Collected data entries
------------------------------
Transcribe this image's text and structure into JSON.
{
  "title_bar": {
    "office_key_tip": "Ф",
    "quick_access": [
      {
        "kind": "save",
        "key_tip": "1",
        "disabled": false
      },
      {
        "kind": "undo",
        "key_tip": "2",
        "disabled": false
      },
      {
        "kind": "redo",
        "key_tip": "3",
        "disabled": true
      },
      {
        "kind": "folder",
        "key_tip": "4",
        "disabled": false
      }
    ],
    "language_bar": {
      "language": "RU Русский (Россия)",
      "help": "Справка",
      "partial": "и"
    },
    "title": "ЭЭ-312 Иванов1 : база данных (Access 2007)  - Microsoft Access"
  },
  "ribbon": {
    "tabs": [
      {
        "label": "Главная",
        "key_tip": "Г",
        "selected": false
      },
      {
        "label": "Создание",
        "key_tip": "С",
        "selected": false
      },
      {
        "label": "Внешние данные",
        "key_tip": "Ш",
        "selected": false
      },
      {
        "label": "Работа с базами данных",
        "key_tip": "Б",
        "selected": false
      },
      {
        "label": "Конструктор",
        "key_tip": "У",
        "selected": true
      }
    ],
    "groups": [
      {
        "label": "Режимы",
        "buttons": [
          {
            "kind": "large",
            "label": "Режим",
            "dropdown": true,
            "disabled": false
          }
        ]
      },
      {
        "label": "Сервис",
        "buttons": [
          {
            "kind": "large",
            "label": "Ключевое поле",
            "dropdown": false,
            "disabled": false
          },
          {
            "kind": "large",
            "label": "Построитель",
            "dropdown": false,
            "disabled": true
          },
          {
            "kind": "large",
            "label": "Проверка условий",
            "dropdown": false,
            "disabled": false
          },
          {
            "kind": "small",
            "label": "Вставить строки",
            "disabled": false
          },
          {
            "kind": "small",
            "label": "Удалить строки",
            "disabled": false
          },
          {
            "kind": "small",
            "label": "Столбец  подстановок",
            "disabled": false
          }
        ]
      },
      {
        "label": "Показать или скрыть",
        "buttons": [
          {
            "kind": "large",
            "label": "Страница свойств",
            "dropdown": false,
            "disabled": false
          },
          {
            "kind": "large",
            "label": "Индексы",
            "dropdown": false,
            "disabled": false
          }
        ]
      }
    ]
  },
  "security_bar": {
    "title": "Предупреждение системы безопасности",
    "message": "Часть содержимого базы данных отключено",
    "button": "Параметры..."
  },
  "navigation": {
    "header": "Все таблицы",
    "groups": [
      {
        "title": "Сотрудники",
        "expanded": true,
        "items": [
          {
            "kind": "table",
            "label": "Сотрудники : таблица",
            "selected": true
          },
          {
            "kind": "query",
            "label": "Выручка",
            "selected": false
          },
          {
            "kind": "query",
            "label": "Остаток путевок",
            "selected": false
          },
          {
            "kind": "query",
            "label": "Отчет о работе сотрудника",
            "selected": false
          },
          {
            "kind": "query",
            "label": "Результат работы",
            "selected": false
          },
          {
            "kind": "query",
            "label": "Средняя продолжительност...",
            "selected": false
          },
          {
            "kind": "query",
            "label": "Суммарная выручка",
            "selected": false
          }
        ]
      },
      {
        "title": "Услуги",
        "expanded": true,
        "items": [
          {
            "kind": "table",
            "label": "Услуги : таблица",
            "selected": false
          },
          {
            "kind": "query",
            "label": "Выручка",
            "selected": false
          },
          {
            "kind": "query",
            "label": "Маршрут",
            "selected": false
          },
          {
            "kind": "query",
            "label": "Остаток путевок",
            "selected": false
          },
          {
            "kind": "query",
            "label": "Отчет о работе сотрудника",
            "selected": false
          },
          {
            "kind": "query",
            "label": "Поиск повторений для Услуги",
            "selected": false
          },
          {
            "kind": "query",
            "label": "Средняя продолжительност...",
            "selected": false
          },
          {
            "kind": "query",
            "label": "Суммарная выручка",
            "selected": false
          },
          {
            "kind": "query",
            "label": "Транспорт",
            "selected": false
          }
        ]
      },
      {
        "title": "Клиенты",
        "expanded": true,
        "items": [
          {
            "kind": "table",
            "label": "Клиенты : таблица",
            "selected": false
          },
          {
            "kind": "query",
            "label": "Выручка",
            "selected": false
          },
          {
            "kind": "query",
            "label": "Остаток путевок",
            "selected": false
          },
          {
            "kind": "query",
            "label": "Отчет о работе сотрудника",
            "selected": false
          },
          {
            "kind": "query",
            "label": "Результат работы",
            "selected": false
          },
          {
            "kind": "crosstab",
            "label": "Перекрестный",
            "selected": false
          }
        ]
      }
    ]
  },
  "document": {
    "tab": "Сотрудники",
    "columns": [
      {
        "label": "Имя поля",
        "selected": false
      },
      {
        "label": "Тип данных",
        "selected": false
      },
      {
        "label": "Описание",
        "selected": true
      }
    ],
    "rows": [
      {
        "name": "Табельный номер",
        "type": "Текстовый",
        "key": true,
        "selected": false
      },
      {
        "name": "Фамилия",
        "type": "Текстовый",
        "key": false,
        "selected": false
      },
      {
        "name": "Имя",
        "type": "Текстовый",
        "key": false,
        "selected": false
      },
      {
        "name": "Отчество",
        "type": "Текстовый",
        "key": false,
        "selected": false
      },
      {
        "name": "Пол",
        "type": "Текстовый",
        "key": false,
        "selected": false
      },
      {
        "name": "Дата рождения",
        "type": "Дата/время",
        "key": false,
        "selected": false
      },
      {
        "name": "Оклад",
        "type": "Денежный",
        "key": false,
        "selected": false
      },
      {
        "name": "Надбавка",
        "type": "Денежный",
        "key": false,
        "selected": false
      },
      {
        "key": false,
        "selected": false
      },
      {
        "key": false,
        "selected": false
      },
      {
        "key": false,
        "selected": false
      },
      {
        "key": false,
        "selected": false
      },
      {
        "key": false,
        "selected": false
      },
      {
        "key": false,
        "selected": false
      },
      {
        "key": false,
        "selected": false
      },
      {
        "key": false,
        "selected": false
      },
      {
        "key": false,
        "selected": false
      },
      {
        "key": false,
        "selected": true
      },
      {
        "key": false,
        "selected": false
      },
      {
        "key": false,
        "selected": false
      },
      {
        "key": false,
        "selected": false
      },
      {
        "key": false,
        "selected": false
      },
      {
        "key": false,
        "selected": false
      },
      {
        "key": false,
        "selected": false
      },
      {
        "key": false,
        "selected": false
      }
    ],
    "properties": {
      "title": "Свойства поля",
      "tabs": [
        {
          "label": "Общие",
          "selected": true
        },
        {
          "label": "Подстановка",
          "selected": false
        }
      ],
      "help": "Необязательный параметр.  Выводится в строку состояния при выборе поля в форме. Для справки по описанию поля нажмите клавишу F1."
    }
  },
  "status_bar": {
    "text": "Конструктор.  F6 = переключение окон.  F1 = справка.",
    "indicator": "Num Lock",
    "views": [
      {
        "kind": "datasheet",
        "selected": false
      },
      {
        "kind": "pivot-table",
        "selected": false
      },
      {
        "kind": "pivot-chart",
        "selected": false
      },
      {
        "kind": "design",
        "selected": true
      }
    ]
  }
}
------------------------------
Copy every line of the entries above in which "поля" occurs.

§ **Exercise result**
        "label": "Имя поля",
      "title": "Свойства поля",
      "help": "Необязательный параметр.  Выводится в строку состояния при выборе поля в форме. Для справки по описанию поля нажмите клавишу F1."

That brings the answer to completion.